• [TASK DATA]:
┄┄┄┄┄┄┄┄┄┄

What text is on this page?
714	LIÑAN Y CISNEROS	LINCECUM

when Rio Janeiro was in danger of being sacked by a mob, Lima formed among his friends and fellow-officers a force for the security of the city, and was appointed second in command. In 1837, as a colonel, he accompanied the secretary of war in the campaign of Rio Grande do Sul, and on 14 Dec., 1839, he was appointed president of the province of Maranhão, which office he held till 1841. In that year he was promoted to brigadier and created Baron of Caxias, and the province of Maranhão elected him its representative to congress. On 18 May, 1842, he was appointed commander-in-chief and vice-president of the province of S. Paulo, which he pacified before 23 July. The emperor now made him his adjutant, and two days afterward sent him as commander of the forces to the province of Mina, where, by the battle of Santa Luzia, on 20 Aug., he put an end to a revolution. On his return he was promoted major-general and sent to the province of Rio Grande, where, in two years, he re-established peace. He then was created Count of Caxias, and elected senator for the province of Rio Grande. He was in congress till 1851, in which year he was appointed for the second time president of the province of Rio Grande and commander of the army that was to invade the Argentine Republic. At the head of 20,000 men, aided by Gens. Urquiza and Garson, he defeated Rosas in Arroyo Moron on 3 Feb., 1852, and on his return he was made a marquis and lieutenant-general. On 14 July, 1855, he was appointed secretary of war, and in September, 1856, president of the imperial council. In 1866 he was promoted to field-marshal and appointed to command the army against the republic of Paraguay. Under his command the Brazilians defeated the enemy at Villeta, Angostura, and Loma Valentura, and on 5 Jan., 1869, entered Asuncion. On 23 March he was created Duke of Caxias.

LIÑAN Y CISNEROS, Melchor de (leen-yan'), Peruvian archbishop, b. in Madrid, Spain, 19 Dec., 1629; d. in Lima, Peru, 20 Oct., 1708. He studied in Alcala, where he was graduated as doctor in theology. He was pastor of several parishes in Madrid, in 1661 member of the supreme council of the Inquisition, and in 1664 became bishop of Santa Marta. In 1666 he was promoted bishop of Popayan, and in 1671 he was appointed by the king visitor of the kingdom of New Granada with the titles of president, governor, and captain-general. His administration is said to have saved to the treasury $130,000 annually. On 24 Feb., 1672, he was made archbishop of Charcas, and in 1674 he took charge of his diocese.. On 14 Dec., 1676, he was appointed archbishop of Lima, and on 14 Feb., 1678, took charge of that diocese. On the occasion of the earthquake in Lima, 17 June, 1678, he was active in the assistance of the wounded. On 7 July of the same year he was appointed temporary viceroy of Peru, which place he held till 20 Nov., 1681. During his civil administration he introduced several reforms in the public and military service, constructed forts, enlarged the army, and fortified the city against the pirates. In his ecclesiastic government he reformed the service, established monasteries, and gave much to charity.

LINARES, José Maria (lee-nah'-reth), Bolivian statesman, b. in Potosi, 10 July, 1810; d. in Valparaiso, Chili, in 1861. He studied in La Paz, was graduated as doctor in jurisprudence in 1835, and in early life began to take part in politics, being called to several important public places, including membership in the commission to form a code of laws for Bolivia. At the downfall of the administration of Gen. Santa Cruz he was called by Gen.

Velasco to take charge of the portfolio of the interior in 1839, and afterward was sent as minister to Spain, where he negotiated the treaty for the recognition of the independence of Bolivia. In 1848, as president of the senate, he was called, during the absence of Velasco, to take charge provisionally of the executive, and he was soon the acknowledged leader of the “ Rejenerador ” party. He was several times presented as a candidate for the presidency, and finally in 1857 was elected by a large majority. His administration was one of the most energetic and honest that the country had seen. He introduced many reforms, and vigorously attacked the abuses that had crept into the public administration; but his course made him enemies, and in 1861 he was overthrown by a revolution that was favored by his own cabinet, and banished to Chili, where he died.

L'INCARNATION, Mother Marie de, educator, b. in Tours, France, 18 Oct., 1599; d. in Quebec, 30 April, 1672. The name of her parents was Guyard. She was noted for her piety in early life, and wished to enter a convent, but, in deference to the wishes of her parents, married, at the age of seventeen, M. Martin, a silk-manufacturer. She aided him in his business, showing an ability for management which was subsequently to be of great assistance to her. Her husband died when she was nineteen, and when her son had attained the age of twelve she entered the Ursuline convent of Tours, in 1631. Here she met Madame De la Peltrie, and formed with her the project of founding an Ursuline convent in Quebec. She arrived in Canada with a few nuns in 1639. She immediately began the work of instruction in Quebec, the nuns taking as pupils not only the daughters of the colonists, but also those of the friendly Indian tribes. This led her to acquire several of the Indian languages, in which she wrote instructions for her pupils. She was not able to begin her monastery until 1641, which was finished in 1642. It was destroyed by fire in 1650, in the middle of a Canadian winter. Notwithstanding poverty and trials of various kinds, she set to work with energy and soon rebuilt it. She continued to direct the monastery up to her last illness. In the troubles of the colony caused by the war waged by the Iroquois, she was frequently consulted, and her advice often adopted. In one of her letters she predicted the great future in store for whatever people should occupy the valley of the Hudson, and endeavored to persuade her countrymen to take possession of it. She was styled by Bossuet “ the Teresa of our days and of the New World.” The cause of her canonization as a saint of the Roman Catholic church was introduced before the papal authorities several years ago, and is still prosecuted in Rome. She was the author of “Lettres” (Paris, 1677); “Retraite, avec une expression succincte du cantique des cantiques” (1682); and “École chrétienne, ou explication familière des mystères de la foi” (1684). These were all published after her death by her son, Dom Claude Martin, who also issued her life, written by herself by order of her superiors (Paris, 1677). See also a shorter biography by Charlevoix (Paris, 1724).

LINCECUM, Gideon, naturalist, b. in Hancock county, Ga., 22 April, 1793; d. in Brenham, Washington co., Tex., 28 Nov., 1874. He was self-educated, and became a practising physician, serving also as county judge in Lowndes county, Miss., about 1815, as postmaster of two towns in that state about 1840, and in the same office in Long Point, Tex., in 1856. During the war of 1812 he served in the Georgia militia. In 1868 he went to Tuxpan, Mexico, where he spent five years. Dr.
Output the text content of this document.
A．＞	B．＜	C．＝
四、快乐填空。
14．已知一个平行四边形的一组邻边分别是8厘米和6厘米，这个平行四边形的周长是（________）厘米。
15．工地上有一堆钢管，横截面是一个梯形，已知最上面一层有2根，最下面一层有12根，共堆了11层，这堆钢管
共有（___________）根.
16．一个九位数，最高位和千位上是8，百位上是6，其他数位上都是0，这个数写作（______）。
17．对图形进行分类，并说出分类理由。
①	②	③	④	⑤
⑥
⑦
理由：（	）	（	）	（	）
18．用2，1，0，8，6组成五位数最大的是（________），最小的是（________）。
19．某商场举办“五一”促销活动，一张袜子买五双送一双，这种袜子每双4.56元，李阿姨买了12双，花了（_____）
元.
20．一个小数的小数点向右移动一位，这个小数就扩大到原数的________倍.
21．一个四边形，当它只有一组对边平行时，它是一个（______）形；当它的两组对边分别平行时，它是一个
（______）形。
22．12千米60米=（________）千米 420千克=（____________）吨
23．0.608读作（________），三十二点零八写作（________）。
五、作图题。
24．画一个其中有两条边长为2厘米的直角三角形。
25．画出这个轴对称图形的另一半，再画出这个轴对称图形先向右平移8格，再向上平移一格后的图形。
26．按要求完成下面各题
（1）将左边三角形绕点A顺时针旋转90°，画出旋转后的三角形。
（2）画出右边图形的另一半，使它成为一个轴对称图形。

┄┄┄┄┄┄┄┄┄┄

• [TASK INSTRUCTIONS]: Extract the entries above verbatim.

• [WORKED SOLUTION]:
What text is on this page?
714	LIÑAN Y CISNEROS	LINCECUM

when Rio Janeiro was in danger of being sacked by a mob, Lima formed among his friends and fellow-officers a force for the security of the city, and was appointed second in command. In 1837, as a colonel, he accompanied the secretary of war in the campaign of Rio Grande do Sul, and on 14 Dec., 1839, he was appointed president of the province of Maranhão, which office he held till 1841. In that year he was promoted to brigadier and created Baron of Caxias, and the province of Maranhão elected him its representative to congress. On 18 May, 1842, he was appointed commander-in-chief and vice-president of the province of S. Paulo, which he pacified before 23 July. The emperor now made him his adjutant, and two days afterward sent him as commander of the forces to the province of Mina, where, by the battle of Santa Luzia, on 20 Aug., he put an end to a revolution. On his return he was promoted major-general and sent to the province of Rio Grande, where, in two years, he re-established peace. He then was created Count of Caxias, and elected senator for the province of Rio Grande. He was in congress till 1851, in which year he was appointed for the second time president of the province of Rio Grande and commander of the army that was to invade the Argentine Republic. At the head of 20,000 men, aided by Gens. Urquiza and Garson, he defeated Rosas in Arroyo Moron on 3 Feb., 1852, and on his return he was made a marquis and lieutenant-general. On 14 July, 1855, he was appointed secretary of war, and in September, 1856, president of the imperial council. In 1866 he was promoted to field-marshal and appointed to command the army against the republic of Paraguay. Under his command the Brazilians defeated the enemy at Villeta, Angostura, and Loma Valentura, and on 5 Jan., 1869, entered Asuncion. On 23 March he was created Duke of Caxias.

LIÑAN Y CISNEROS, Melchor de (leen-yan'), Peruvian archbishop, b. in Madrid, Spain, 19 Dec., 1629; d. in Lima, Peru, 20 Oct., 1708. He studied in Alcala, where he was graduated as doctor in theology. He was pastor of several parishes in Madrid, in 1661 member of the supreme council of the Inquisition, and in 1664 became bishop of Santa Marta. In 1666 he was promoted bishop of Popayan, and in 1671 he was appointed by the king visitor of the kingdom of New Granada with the titles of president, governor, and captain-general. His administration is said to have saved to the treasury $130,000 annually. On 24 Feb., 1672, he was made archbishop of Charcas, and in 1674 he took charge of his diocese.. On 14 Dec., 1676, he was appointed archbishop of Lima, and on 14 Feb., 1678, took charge of that diocese. On the occasion of the earthquake in Lima, 17 June, 1678, he was active in the assistance of the wounded. On 7 July of the same year he was appointed temporary viceroy of Peru, which place he held till 20 Nov., 1681. During his civil administration he introduced several reforms in the public and military service, constructed forts, enlarged the army, and fortified the city against the pirates. In his ecclesiastic government he reformed the service, established monasteries, and gave much to charity.

LINARES, José Maria (lee-nah'-reth), Bolivian statesman, b. in Potosi, 10 July, 1810; d. in Valparaiso, Chili, in 1861. He studied in La Paz, was graduated as doctor in jurisprudence in 1835, and in early life began to take part in politics, being called to several important public places, including membership in the commission to form a code of laws for Bolivia. At the downfall of the administration of Gen. Santa Cruz he was called by Gen.

Velasco to take charge of the portfolio of the interior in 1839, and afterward was sent as minister to Spain, where he negotiated the treaty for the recognition of the independence of Bolivia. In 1848, as president of the senate, he was called, during the absence of Velasco, to take charge provisionally of the executive, and he was soon the acknowledged leader of the “ Rejenerador ” party. He was several times presented as a candidate for the presidency, and finally in 1857 was elected by a large majority. His administration was one of the most energetic and honest that the country had seen. He introduced many reforms, and vigorously attacked the abuses that had crept into the public administration; but his course made him enemies, and in 1861 he was overthrown by a revolution that was favored by his own cabinet, and banished to Chili, where he died.

L'INCARNATION, Mother Marie de, educator, b. in Tours, France, 18 Oct., 1599; d. in Quebec, 30 April, 1672. The name of her parents was Guyard. She was noted for her piety in early life, and wished to enter a convent, but, in deference to the wishes of her parents, married, at the age of seventeen, M. Martin, a silk-manufacturer. She aided him in his business, showing an ability for management which was subsequently to be of great assistance to her. Her husband died when she was nineteen, and when her son had attained the age of twelve she entered the Ursuline convent of Tours, in 1631. Here she met Madame De la Peltrie, and formed with her the project of founding an Ursuline convent in Quebec. She arrived in Canada with a few nuns in 1639. She immediately began the work of instruction in Quebec, the nuns taking as pupils not only the daughters of the colonists, but also those of the friendly Indian tribes. This led her to acquire several of the Indian languages, in which she wrote instructions for her pupils. She was not able to begin her monastery until 1641, which was finished in 1642. It was destroyed by fire in 1650, in the middle of a Canadian winter. Notwithstanding poverty and trials of various kinds, she set to work with energy and soon rebuilt it. She continued to direct the monastery up to her last illness. In the troubles of the colony caused by the war waged by the Iroquois, she was frequently consulted, and her advice often adopted. In one of her letters she predicted the great future in store for whatever people should occupy the valley of the Hudson, and endeavored to persuade her countrymen to take possession of it. She was styled by Bossuet “ the Teresa of our days and of the New World.” The cause of her canonization as a saint of the Roman Catholic church was introduced before the papal authorities several years ago, and is still prosecuted in Rome. She was the author of “Lettres” (Paris, 1677); “Retraite, avec une expression succincte du cantique des cantiques” (1682); and “École chrétienne, ou explication familière des mystères de la foi” (1684). These were all published after her death by her son, Dom Claude Martin, who also issued her life, written by herself by order of her superiors (Paris, 1677). See also a shorter biography by Charlevoix (Paris, 1724).

LINCECUM, Gideon, naturalist, b. in Hancock county, Ga., 22 April, 1793; d. in Brenham, Washington co., Tex., 28 Nov., 1874. He was self-educated, and became a practising physician, serving also as county judge in Lowndes county, Miss., about 1815, as postmaster of two towns in that state about 1840, and in the same office in Long Point, Tex., in 1856. During the war of 1812 he served in the Georgia militia. In 1868 he went to Tuxpan, Mexico, where he spent five years. Dr.
Output the text content of this document.
A．＞	B．＜	C．＝
四、快乐填空。
14．已知一个平行四边形的一组邻边分别是8厘米和6厘米，这个平行四边形的周长是（________）厘米。
15．工地上有一堆钢管，横截面是一个梯形，已知最上面一层有2根，最下面一层有12根，共堆了11层，这堆钢管
共有（___________）根.
16．一个九位数，最高位和千位上是8，百位上是6，其他数位上都是0，这个数写作（______）。
17．对图形进行分类，并说出分类理由。
①	②	③	④	⑤
⑥
⑦
理由：（	）	（	）	（	）
18．用2，1，0，8，6组成五位数最大的是（________），最小的是（________）。
19．某商场举办“五一”促销活动，一张袜子买五双送一双，这种袜子每双4.56元，李阿姨买了12双，花了（_____）
元.
20．一个小数的小数点向右移动一位，这个小数就扩大到原数的________倍.
21．一个四边形，当它只有一组对边平行时，它是一个（______）形；当它的两组对边分别平行时，它是一个
（______）形。
22．12千米60米=（________）千米 420千克=（____________）吨
23．0.608读作（________），三十二点零八写作（________）。
五、作图题。
24．画一个其中有两条边长为2厘米的直角三角形。
25．画出这个轴对称图形的另一半，再画出这个轴对称图形先向右平移8格，再向上平移一格后的图形。
26．按要求完成下面各题
（1）将左边三角形绕点A顺时针旋转90°，画出旋转后的三角形。
（2）画出右边图形的另一半，使它成为一个轴对称图形。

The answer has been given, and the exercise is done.